• _TASK BRIEF_
All of the data below must be repeated exactly.
== THE INPUT ==
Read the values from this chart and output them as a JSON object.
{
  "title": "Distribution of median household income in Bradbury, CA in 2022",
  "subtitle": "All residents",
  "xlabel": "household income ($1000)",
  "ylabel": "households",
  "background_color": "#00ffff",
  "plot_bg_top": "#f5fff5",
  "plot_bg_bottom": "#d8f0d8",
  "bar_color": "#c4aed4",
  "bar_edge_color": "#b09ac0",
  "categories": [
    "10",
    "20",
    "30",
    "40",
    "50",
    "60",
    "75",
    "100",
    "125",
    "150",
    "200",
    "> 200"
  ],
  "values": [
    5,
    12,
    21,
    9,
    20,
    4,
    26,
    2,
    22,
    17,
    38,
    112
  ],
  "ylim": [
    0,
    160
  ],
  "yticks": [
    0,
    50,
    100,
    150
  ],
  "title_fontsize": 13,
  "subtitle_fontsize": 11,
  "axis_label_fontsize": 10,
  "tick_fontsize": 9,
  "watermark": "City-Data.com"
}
===
• _TASK SOLUTION_
Read the values from this chart and output them as a JSON object.
{
  "title": "Distribution of median household income in Bradbury, CA in 2022",
  "subtitle": "All residents",
  "xlabel": "household income ($1000)",
  "ylabel": "households",
  "background_color": "#00ffff",
  "plot_bg_top": "#f5fff5",
  "plot_bg_bottom": "#d8f0d8",
  "bar_color": "#c4aed4",
  "bar_edge_color": "#b09ac0",
  "categories": [
    "10",
    "20",
    "30",
    "40",
    "50",
    "60",
    "75",
    "100",
    "125",
    "150",
    "200",
    "> 200"
  ],
  "values": [
    5,
    12,
    21,
    9,
    20,
    4,
    26,
    2,
    22,
    17,
    38,
    112
  ],
  "ylim": [
    0,
    160
  ],
  "yticks": [
    0,
    50,
    100,
    150
  ],
  "title_fontsize": 13,
  "subtitle_fontsize": 11,
  "axis_label_fontsize": 10,
  "tick_fontsize": 9,
  "watermark": "City-Data.com"
}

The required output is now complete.